# Given instruction
Copy out all the records, word for word.

[Figure record listings]
____

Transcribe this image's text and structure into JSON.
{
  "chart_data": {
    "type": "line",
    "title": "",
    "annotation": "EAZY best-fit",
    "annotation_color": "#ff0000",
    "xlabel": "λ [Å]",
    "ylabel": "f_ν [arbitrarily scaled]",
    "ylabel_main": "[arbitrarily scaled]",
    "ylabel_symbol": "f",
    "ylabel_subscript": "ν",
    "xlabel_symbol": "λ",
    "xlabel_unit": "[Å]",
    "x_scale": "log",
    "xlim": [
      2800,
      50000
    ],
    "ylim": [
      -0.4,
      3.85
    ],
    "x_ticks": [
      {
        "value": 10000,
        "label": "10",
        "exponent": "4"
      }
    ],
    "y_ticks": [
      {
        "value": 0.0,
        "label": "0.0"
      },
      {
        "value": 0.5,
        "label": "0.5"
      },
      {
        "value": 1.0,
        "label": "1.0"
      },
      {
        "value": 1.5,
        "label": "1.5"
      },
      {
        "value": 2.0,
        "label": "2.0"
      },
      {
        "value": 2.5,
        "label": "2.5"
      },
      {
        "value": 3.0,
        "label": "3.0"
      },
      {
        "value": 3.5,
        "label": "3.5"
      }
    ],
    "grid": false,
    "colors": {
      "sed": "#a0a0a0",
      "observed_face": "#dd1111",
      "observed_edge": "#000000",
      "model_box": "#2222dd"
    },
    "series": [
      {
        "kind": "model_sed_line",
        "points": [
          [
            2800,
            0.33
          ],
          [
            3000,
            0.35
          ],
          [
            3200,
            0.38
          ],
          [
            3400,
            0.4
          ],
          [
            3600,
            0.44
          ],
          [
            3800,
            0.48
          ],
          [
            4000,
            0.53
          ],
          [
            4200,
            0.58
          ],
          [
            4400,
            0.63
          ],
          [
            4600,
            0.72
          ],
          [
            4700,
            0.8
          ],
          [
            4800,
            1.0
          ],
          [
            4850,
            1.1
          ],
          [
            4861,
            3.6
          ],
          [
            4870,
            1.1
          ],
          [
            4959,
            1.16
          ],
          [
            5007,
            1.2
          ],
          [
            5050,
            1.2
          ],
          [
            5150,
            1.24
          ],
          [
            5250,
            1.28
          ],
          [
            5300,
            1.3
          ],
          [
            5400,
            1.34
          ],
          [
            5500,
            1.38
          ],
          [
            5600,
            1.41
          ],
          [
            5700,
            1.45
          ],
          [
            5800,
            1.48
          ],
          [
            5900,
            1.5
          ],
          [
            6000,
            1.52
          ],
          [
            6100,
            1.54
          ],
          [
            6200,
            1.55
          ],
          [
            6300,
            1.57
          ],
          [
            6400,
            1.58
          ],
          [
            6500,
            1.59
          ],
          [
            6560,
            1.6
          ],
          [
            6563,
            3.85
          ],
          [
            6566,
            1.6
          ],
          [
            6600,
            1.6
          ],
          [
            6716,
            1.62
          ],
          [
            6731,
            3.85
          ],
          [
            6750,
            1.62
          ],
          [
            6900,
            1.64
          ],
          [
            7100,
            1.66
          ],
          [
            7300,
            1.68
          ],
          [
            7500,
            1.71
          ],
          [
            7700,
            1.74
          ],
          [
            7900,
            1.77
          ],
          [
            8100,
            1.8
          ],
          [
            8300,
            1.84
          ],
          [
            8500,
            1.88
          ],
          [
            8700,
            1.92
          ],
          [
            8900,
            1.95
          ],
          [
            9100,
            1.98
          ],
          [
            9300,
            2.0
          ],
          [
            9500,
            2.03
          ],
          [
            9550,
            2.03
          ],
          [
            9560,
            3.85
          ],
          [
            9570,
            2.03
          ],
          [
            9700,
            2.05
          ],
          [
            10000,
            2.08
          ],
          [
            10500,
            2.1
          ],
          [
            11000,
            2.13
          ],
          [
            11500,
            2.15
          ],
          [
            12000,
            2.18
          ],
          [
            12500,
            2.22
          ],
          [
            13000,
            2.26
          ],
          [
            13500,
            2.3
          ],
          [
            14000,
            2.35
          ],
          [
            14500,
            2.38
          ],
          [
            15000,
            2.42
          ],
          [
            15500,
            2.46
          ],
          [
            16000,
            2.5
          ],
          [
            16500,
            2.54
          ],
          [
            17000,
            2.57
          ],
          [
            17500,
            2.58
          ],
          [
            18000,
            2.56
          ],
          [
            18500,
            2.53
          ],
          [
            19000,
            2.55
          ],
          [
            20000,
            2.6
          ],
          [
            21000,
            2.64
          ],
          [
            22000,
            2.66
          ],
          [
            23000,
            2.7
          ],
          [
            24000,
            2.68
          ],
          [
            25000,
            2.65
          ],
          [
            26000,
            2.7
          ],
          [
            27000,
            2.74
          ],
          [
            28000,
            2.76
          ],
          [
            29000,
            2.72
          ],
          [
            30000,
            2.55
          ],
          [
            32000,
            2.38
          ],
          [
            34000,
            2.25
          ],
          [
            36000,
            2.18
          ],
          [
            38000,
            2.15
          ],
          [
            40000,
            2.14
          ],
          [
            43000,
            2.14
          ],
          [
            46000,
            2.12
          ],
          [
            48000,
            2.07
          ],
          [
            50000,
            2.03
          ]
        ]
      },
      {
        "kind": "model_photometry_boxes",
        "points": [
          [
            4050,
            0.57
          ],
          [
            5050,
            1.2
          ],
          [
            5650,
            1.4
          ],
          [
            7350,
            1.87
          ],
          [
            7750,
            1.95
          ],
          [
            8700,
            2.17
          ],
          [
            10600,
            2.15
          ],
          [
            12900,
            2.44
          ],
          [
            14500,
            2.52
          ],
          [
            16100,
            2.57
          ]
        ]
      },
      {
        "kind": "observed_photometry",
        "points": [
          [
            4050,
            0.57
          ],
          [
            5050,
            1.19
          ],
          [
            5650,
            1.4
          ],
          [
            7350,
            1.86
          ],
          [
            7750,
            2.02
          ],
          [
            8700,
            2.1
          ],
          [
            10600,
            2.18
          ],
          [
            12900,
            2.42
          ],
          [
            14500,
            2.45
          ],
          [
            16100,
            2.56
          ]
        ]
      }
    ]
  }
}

____

# Task response
Transcribe this image's text and structure into JSON.
{
  "chart_data": {
    "type": "line",
    "title": "",
    "annotation": "EAZY best-fit",
    "annotation_color": "#ff0000",
    "xlabel": "λ [Å]",
    "ylabel": "f_ν [arbitrarily scaled]",
    "ylabel_main": "[arbitrarily scaled]",
    "ylabel_symbol": "f",
    "ylabel_subscript": "ν",
    "xlabel_symbol": "λ",
    "xlabel_unit": "[Å]",
    "x_scale": "log",
    "xlim": [
      2800,
      50000
    ],
    "ylim": [
      -0.4,
      3.85
    ],
    "x_ticks": [
      {
        "value": 10000,
        "label": "10",
        "exponent": "4"
      }
    ],
    "y_ticks": [
      {
        "value": 0.0,
        "label": "0.0"
      },
      {
        "value": 0.5,
        "label": "0.5"
      },
      {
        "value": 1.0,
        "label": "1.0"
      },
      {
        "value": 1.5,
        "label": "1.5"
      },
      {
        "value": 2.0,
        "label": "2.0"
      },
      {
        "value": 2.5,
        "label": "2.5"
      },
      {
        "value": 3.0,
        "label": "3.0"
      },
      {
        "value": 3.5,
        "label": "3.5"
      }
    ],
    "grid": false,
    "colors": {
      "sed": "#a0a0a0",
      "observed_face": "#dd1111",
      "observed_edge": "#000000",
      "model_box": "#2222dd"
    },
    "series": [
      {
        "kind": "model_sed_line",
        "points": [
          [
            2800,
            0.33
          ],
          [
            3000,
            0.35
          ],
          [
            3200,
            0.38
          ],
          [
            3400,
            0.4
          ],
          [
            3600,
            0.44
          ],
          [
            3800,
            0.48
          ],
          [
            4000,
            0.53
          ],
          [
            4200,
            0.58
          ],
          [
            4400,
            0.63
          ],
          [
            4600,
            0.72
          ],
          [
            4700,
            0.8
          ],
          [
            4800,
            1.0
          ],
          [
            4850,
            1.1
          ],
          [
            4861,
            3.6
          ],
          [
            4870,
            1.1
          ],
          [
            4959,
            1.16
          ],
          [
            5007,
            1.2
          ],
          [
            5050,
            1.2
          ],
          [
            5150,
            1.24
          ],
          [
            5250,
            1.28
          ],
          [
            5300,
            1.3
          ],
          [
            5400,
            1.34
          ],
          [
            5500,
            1.38
          ],
          [
            5600,
            1.41
          ],
          [
            5700,
            1.45
          ],
          [
            5800,
            1.48
          ],
          [
            5900,
            1.5
          ],
          [
            6000,
            1.52
          ],
          [
            6100,
            1.54
          ],
          [
            6200,
            1.55
          ],
          [
            6300,
            1.57
          ],
          [
            6400,
            1.58
          ],
          [
            6500,
            1.59
          ],
          [
            6560,
            1.6
          ],
          [
            6563,
            3.85
          ],
          [
            6566,
            1.6
          ],
          [
            6600,
            1.6
          ],
          [
            6716,
            1.62
          ],
          [
            6731,
            3.85
          ],
          [
            6750,
            1.62
          ],
          [
            6900,
            1.64
          ],
          [
            7100,
            1.66
          ],
          [
            7300,
            1.68
          ],
          [
            7500,
            1.71
          ],
          [
            7700,
            1.74
          ],
          [
            7900,
            1.77
          ],
          [
            8100,
            1.8
          ],
          [
            8300,
            1.84
          ],
          [
            8500,
            1.88
          ],
          [
            8700,
            1.92
          ],
          [
            8900,
            1.95
          ],
          [
            9100,
            1.98
          ],
          [
            9300,
            2.0
          ],
          [
            9500,
            2.03
          ],
          [
            9550,
            2.03
          ],
          [
            9560,
            3.85
          ],
          [
            9570,
            2.03
          ],
          [
            9700,
            2.05
          ],
          [
            10000,
            2.08
          ],
          [
            10500,
            2.1
          ],
          [
            11000,
            2.13
          ],
          [
            11500,
            2.15
          ],
          [
            12000,
            2.18
          ],
          [
            12500,
            2.22
          ],
          [
            13000,
            2.26
          ],
          [
            13500,
            2.3
          ],
          [
            14000,
            2.35
          ],
          [
            14500,
            2.38
          ],
          [
            15000,
            2.42
          ],
          [
            15500,
            2.46
          ],
          [
            16000,
            2.5
          ],
          [
            16500,
            2.54
          ],
          [
            17000,
            2.57
          ],
          [
            17500,
            2.58
          ],
          [
            18000,
            2.56
          ],
          [
            18500,
            2.53
          ],
          [
            19000,
            2.55
          ],
          [
            20000,
            2.6
          ],
          [
            21000,
            2.64
          ],
          [
            22000,
            2.66
          ],
          [
            23000,
            2.7
          ],
          [
            24000,
            2.68
          ],
          [
            25000,
            2.65
          ],
          [
            26000,
            2.7
          ],
          [
            27000,
            2.74
          ],
          [
            28000,
            2.76
          ],
          [
            29000,
            2.72
          ],
          [
            30000,
            2.55
          ],
          [
            32000,
            2.38
          ],
          [
            34000,
            2.25
          ],
          [
            36000,
            2.18
          ],
          [
            38000,
            2.15
          ],
          [
            40000,
            2.14
          ],
          [
            43000,
            2.14
          ],
          [
            46000,
            2.12
          ],
          [
            48000,
            2.07
          ],
          [
            50000,
            2.03
          ]
        ]
      },
      {
        "kind": "model_photometry_boxes",
        "points": [
          [
            4050,
            0.57
          ],
          [
            5050,
            1.2
          ],
          [
            5650,
            1.4
          ],
          [
            7350,
            1.87
          ],
          [
            7750,
            1.95
          ],
          [
            8700,
            2.17
          ],
          [
            10600,
            2.15
          ],
          [
            12900,
            2.44
          ],
          [
            14500,
            2.52
          ],
          [
            16100,
            2.57
          ]
        ]
      },
      {
        "kind": "observed_photometry",
        "points": [
          [
            4050,
            0.57
          ],
          [
            5050,
            1.19
          ],
          [
            5650,
            1.4
          ],
          [
            7350,
            1.86
          ],
          [
            7750,
            2.02
          ],
          [
            8700,
            2.1
          ],
          [
            10600,
            2.18
          ],
          [
            12900,
            2.42
          ],
          [
            14500,
            2.45
          ],
          [
            16100,
            2.56
          ]
        ]
      }
    ]
  }
}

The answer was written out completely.